* Begin DATA LISTING *
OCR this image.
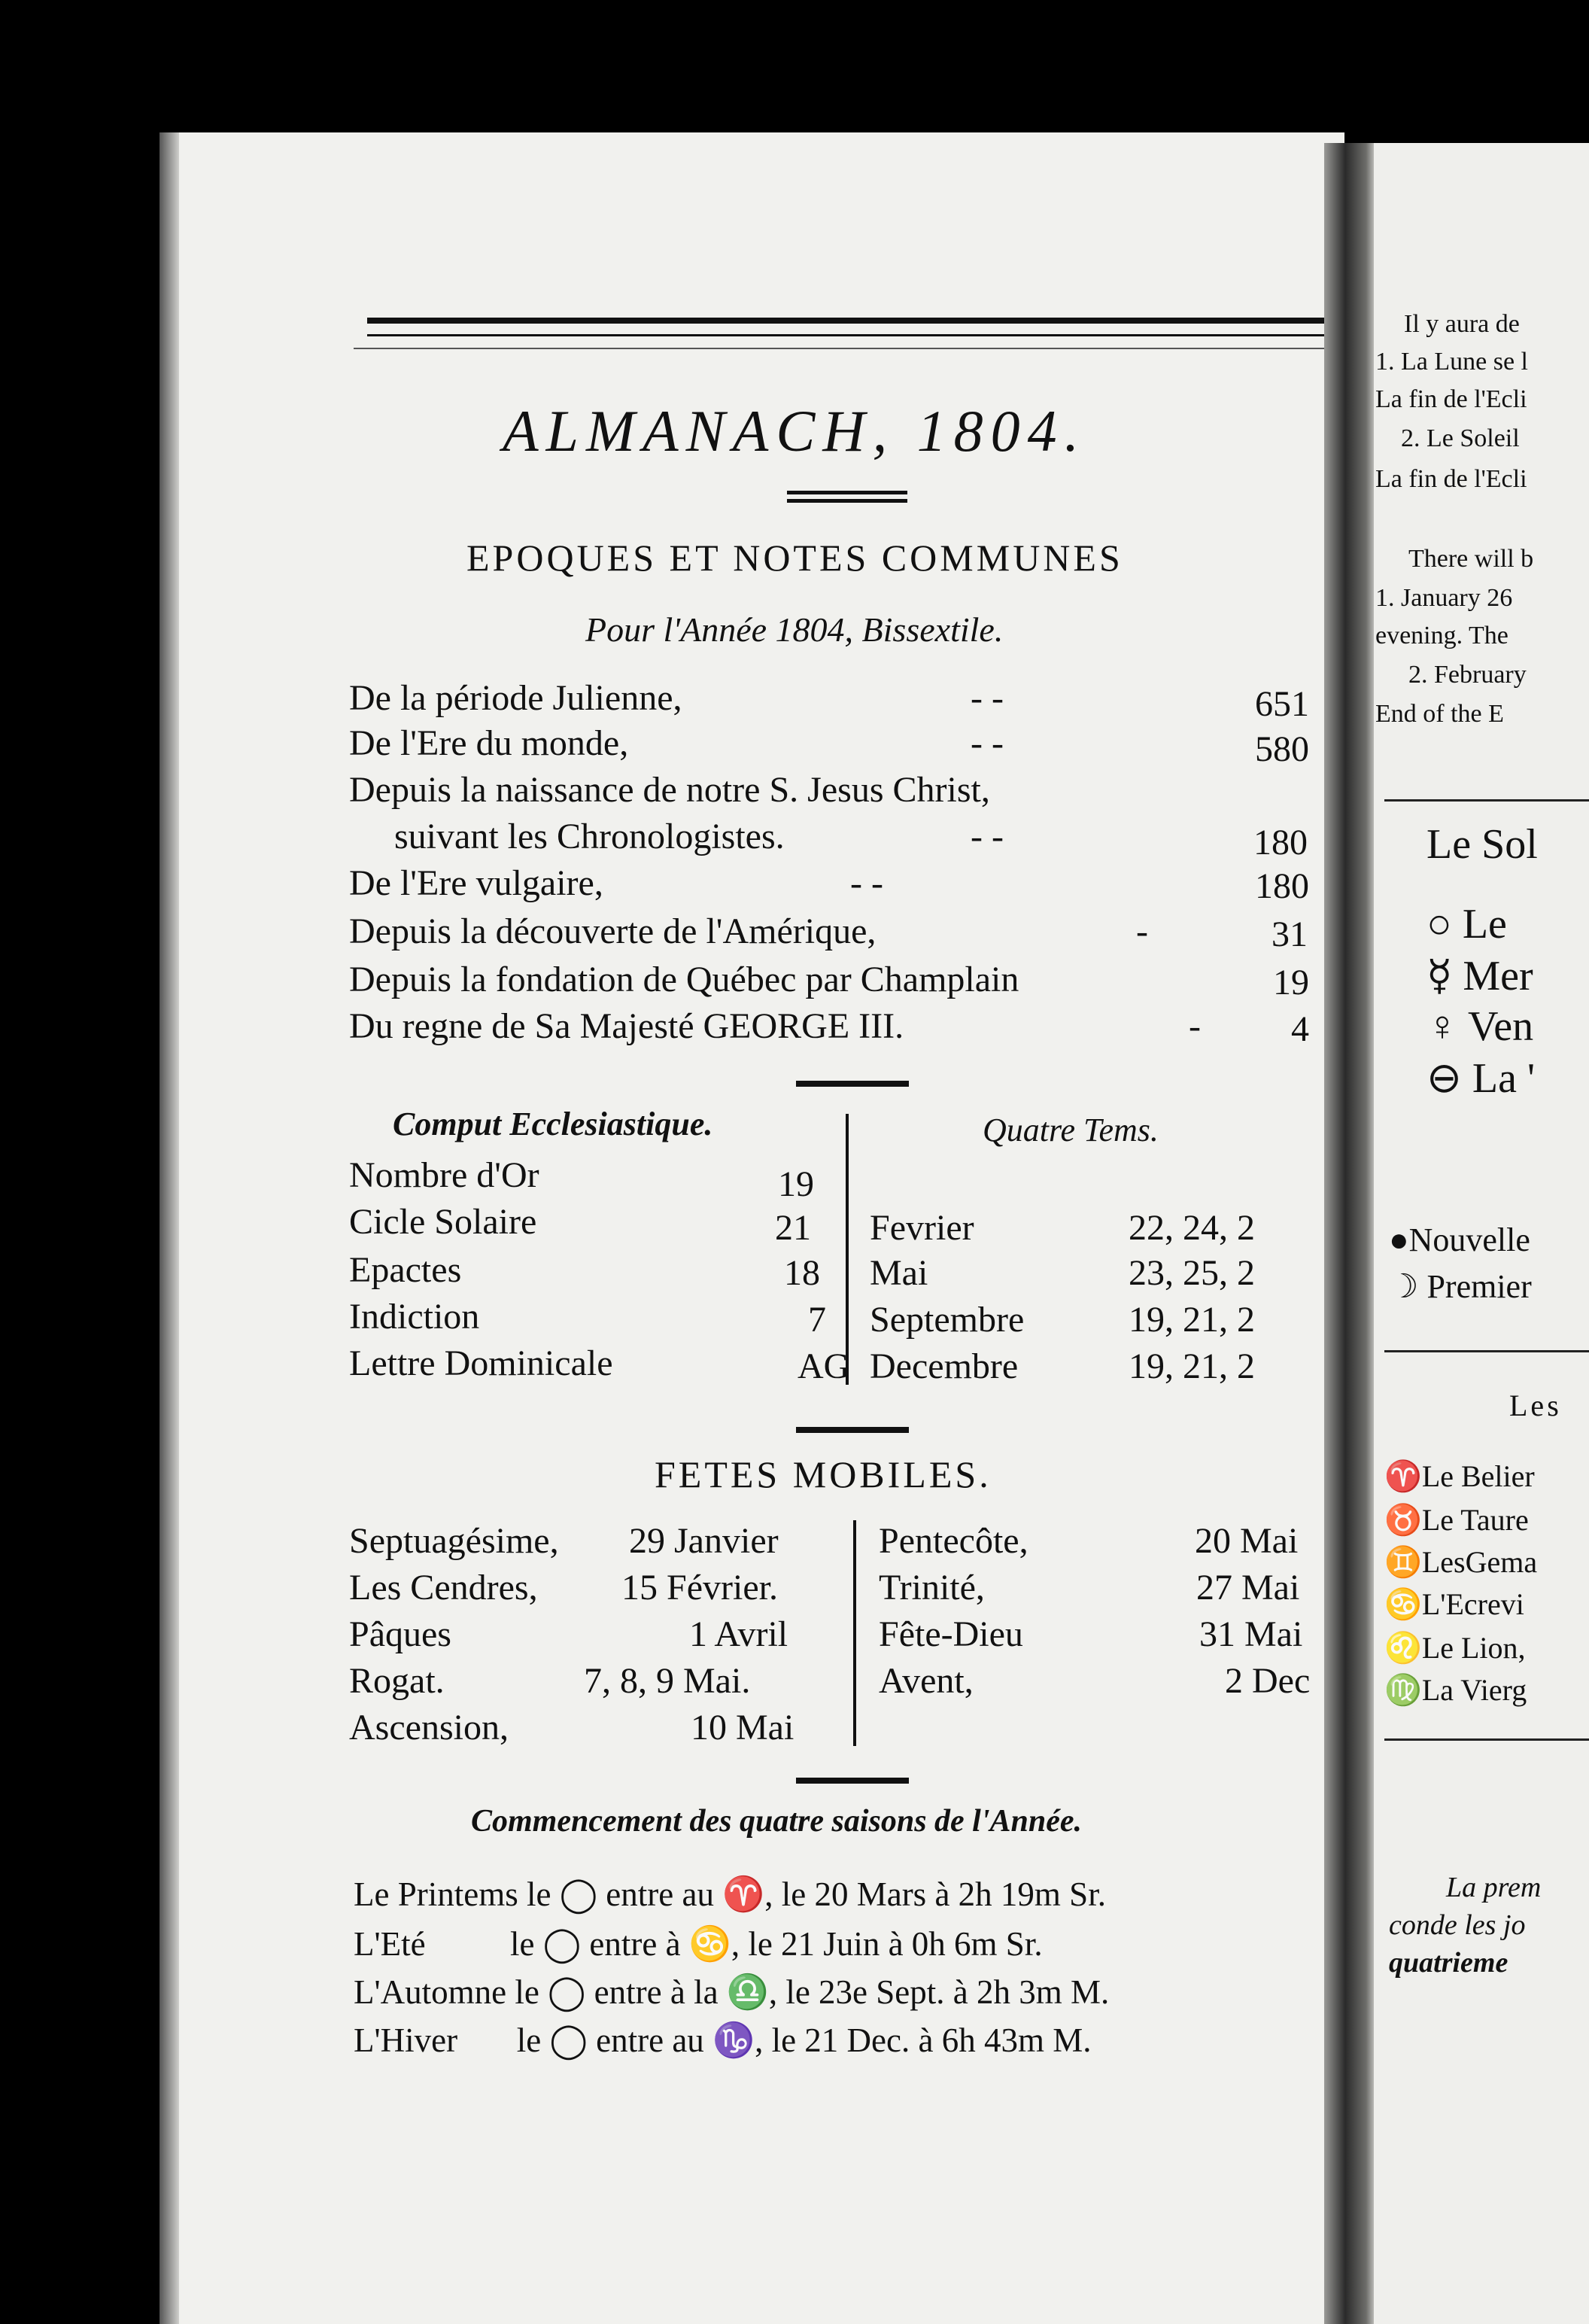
ALMANACH, 1804.
EPOQUES ET NOTES COMMUNES
Pour l'Année 1804, Bissextile.
De la période Julienne,	- -	651
De l'Ere du monde,	- -	580
Depuis la naissance de notre S. Jesus Christ,
suivant les Chronologistes.	- -	180
De l'Ere vulgaire,	- -	180
Depuis la découverte de l'Amérique,	-	31
Depuis la fondation de Québec par Champlain	19
Du regne de Sa Majesté GEORGE III.	-	4
Comput Ecclesiastique.	Quatre Tems.
Nombre d'Or	19
Cicle Solaire	21
Epactes	18
Indiction	7
Lettre Dominicale	AG
Fevrier	22, 24, 2
Mai	23, 25, 2
Septembre	19, 21, 2
Decembre	19, 21, 2
FETES MOBILES.
Septuagésime, 29 Janvier
Les Cendres, 15 Février.
Pâques	1 Avril
Rogat.	7, 8, 9 Mai.
Ascension,	10 Mai
Pentecôte,	20 Mai
Trinité,	27 Mai
Fête-Dieu	31 Mai
Avent,	2 Dec
Commencement des quatre saisons de l'Année.
Le Printems le ◯ entre au ♈, le 20 Mars à 2h 19m Sr.
L'Eté          le ◯ entre à ♋, le 21 Juin à 0h 6m Sr.
L'Automne le ◯ entre à la ♎, le 23e Sept. à 2h 3m M.
L'Hiver       le ◯ entre au ♑, le 21 Dec. à 6h 43m M.
Il y aura de
1. La Lune se l
La fin de l'Ecli
2. Le Soleil
La fin de l'Ecli
There will b
1. January 26
evening. The
2. February
End of the E
Le Sol
○ Le
☿ Mer
♀ Ven
⊖ La '
●Nouvelle
☽ Premier
Les
♈Le Belier
♉Le Taure
♊LesGema
♋L'Ecrevi
♌Le Lion,
♍La Vierg
La prem
conde les jo
quatrieme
* End DATA LISTING *
## EXERCISE GOAL:
Select and copy every line of the listing with the word "entre".

## ANSWER FOR THIS EXERCISE:
Le Printems le ◯ entre au ♈, le 20 Mars à 2h 19m Sr.
L'Eté          le ◯ entre à ♋, le 21 Juin à 0h 6m Sr.
L'Automne le ◯ entre à la ♎, le 23e Sept. à 2h 3m M.
L'Hiver       le ◯ entre au ♑, le 21 Dec. à 6h 43m M.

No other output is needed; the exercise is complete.